RICHIESTA 1:
Modifichi il brano della pagina sul Movimento dei Focolari che va da "Le testimonianze dei" fino a "di Chiara Lubich." compreso, sostituendo "Nazioni" con "Paesi".
RICHIESTA 2:
Secondo la pagina sul Movimento dei Focolari, dove e in quale anno ha avuto origine il Movimento?
RICHIESTA 3:
Indichi se le seguenti affermazioni concordano con la pagina sul Movimento dei Focolari, rispondendo sì o no e citando le parole decisive: (a) il Movimento è presente in 182 Nazioni; (b) i membri del Movimento sono cinque milioni; (c) il Santo Padre ha risposto con esitazione alla domanda sulla finalità del Movimento.

PAGINA:

____

Le testimonianze dei Fondatori
Chiara Lubich, Kiko
Arguello, Jean
Vanier, Monsignor Luigi Giussani
Di Chiara
Lubich
Il Movimento dei Focolari ha avuto origine a Trento nel 1943. È nel clima
di odio e di distruzione della seconda guerra mondiale che Chiara Lubich fonda
il Movimento dell'Opera di Maria, fin dall'inizio chiamato "dei Focolari".
Oggi è presente in 182 Nazioni dei cinque Continenti. I membri sono 110'000
mentre sono quasi cinque milioni gli aderenti ed i simpatizzanti. Ecco l'intervento
di Chiara Lubich.
Dovrei esporle, Beatissimo Padre, una mia testimonianza sul Movimento dei Focolari
o Opera di Maria. Ma giacché lei conosce molto bene, da decenni, questa
realtà ecclesiale, permetta che la consideri dal suo cuore, che la veda
con i suoi occhi. Lei ha individuato nell'amore la "scintilla ispiratrice"
di tutto quello che si fa sotto il nome del Focolare. Ed è proprio così,
Santo Padre. È quella la forza del nostro Movimento. Essere amore e diffonderlo
è lo scopo generale dell'Opera di Maria. Un'invasione d'amore, infatti,
essa è chiamata a portare nel mondo. Anzi lei, Santità, ha affermato
di individuare qui, ricordando altri Movimenti spirituali della storia, un "radicalismo
dell'amore". E come non può essere così se lo sguardo di
tutti coloro che fanno parte del Movimento è sempre puntato, come a modello,
su Gesù crocifisso nel suo grido d'abbandono? L'amore più radicale
è proprio lì, dove è il culmine del suo patire. È
in Lui che abbandonato dal Padre si riabbandona al Padre, che sentendosi disunito
dal Padre con Lui si riunisce il nostro segreto per ricomporre in unità
ogni divisione, ogni separazione, dovunque. In un'altra circostanza mi sono
permessa di chiederle, Santo Padre, come vede il nostro Movimento, quale la
sua finalità. E lei mi ha risposto senza esitazione (sottolineando il
nostro scopo specifico "ut omnes unum sint"): "Ecumenico",
dando a questo aggettivo il senso più vasto. Ed è così.

____

SEZIONE DATI:
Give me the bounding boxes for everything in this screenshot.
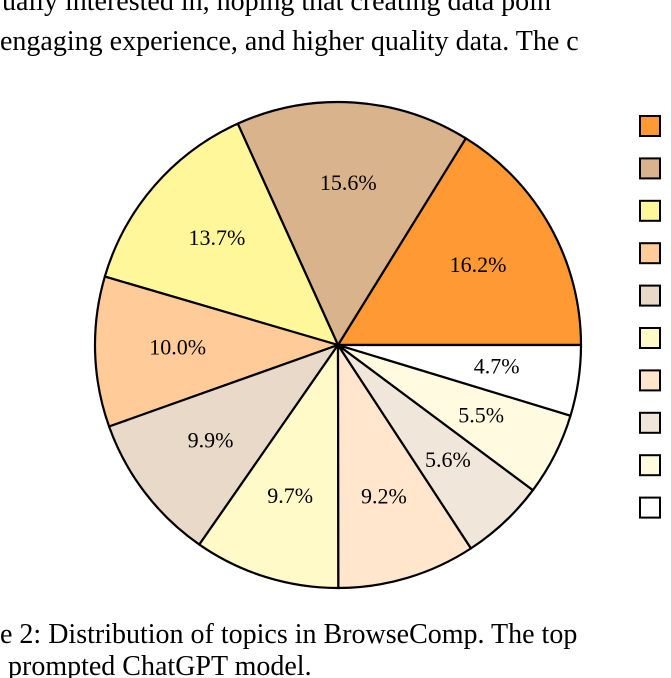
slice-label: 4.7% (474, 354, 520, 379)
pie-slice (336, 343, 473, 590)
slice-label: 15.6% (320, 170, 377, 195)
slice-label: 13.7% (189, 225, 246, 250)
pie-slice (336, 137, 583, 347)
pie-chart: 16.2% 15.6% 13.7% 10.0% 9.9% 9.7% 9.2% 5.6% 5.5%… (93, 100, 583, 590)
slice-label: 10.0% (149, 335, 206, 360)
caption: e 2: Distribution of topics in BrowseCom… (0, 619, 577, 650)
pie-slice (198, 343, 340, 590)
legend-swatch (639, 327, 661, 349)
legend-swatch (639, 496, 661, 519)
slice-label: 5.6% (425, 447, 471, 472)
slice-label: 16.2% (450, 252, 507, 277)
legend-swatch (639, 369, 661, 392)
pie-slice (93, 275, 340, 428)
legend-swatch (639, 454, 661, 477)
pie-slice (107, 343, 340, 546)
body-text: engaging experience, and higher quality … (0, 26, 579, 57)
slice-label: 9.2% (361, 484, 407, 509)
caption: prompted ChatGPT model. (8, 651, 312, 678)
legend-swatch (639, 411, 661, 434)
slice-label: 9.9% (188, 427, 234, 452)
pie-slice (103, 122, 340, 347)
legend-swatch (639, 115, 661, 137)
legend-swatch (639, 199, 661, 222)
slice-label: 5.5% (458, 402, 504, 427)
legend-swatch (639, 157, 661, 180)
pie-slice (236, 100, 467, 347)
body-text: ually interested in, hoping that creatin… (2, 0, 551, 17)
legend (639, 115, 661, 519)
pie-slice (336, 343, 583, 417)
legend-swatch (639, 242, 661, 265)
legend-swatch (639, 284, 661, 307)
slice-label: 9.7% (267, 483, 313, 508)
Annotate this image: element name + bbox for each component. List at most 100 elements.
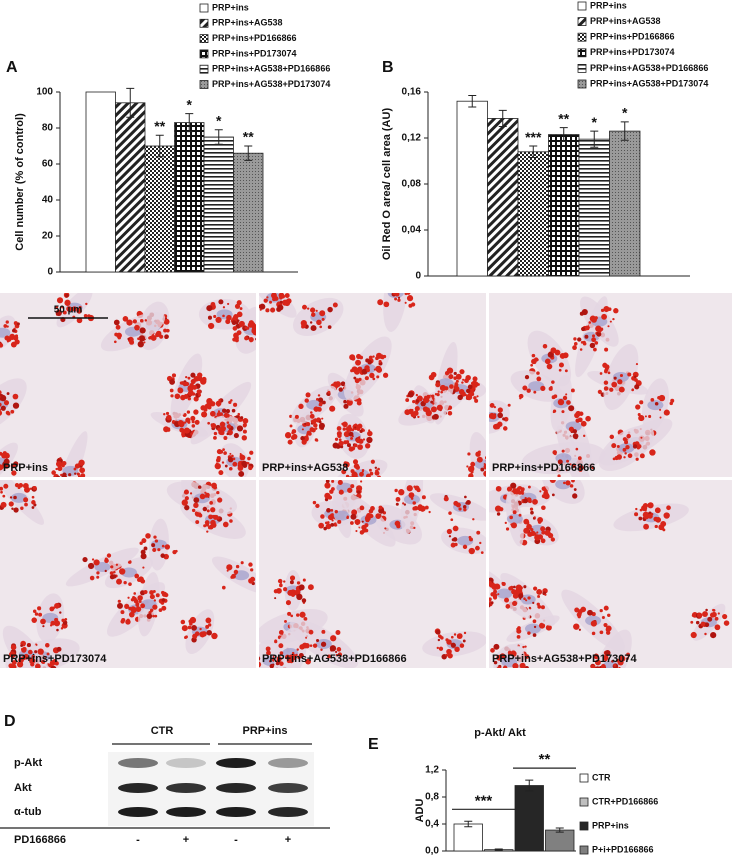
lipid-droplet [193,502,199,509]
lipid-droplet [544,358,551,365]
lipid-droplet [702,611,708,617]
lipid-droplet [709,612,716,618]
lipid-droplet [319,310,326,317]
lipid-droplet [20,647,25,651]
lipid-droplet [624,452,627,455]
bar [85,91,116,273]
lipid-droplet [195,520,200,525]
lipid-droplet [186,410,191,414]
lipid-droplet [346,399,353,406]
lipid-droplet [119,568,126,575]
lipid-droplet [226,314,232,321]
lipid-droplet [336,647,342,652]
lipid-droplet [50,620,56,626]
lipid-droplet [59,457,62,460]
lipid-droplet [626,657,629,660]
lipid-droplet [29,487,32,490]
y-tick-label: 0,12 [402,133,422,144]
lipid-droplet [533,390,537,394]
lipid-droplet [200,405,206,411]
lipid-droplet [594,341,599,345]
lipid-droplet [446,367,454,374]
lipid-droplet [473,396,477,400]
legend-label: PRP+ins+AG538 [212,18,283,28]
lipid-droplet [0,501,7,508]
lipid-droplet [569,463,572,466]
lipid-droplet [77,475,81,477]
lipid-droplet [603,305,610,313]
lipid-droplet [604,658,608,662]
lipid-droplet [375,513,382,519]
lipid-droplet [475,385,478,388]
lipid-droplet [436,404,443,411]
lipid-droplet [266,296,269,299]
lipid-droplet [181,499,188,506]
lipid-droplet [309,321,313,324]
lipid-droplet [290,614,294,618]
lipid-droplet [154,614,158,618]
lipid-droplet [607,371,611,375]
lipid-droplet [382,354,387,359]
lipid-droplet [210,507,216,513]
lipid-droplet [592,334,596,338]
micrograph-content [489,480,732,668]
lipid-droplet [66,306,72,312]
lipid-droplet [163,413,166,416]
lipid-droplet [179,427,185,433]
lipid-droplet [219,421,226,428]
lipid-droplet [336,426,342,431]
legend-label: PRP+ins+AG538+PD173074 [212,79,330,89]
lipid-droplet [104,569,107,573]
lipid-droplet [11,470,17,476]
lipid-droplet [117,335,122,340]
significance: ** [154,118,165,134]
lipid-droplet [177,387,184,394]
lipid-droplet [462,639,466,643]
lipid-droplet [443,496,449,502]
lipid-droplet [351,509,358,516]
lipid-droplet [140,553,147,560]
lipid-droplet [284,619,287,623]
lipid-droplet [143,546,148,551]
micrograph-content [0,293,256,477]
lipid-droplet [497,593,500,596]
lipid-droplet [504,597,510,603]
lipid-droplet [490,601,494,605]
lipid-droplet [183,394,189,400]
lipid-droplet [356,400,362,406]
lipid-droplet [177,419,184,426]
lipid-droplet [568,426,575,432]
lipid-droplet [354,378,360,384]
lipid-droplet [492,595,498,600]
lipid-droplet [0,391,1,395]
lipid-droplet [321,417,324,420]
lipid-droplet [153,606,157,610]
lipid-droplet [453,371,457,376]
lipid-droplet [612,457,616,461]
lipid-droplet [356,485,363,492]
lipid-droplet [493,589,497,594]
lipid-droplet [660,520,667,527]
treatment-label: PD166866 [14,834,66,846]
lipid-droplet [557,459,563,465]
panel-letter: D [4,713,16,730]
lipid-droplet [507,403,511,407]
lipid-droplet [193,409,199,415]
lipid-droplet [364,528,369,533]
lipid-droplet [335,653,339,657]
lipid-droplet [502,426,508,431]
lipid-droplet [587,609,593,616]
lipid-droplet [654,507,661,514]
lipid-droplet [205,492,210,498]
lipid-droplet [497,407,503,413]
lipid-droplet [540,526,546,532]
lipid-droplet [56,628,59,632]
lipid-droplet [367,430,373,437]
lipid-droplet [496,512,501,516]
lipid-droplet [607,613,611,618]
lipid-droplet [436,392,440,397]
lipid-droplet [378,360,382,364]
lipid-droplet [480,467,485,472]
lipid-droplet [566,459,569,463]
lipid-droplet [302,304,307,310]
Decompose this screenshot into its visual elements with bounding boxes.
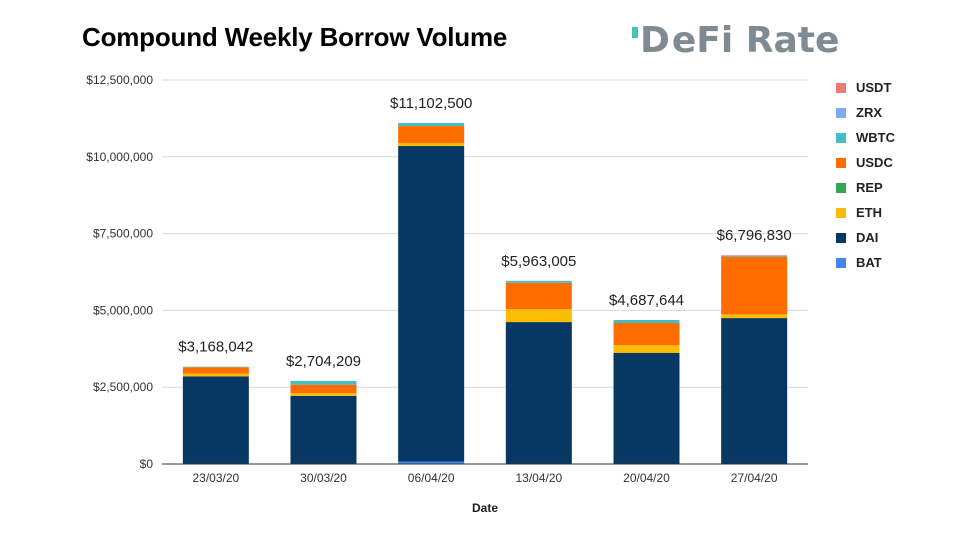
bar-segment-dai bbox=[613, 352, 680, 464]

____

RISPOSTA COMPLETA 1:
Le testimonianze dei Fondatori
Chiara Lubich, Kiko
Arguello, Jean
Vanier, Monsignor Luigi Giussani
Di Chiara
Lubich
Il Movimento dei Focolari ha avuto origine a Trento nel 1943. È nel clima
di odio e di distruzione della seconda guerra mondiale che Chiara Lubich fonda
il Movimento dell'Opera di Maria, fin dall'inizio chiamato "dei Focolari".
Oggi è presente in 182 Paesi dei cinque Continenti. I membri sono 110'000
mentre sono quasi cinque milioni gli aderenti ed i simpatizzanti. Ecco l'intervento
di Chiara Lubich.

RISPOSTA COMPLETA 2:
A Trento, nel 1943.

RISPOSTA COMPLETA 3:
(a) Sì: "Oggi è presente in 182 Nazioni dei cinque Continenti".
(b) No: "I membri sono 110'000 mentre sono quasi cinque milioni gli aderenti ed i simpatizzanti".
(c) No: "E lei mi ha risposto senza esitazione".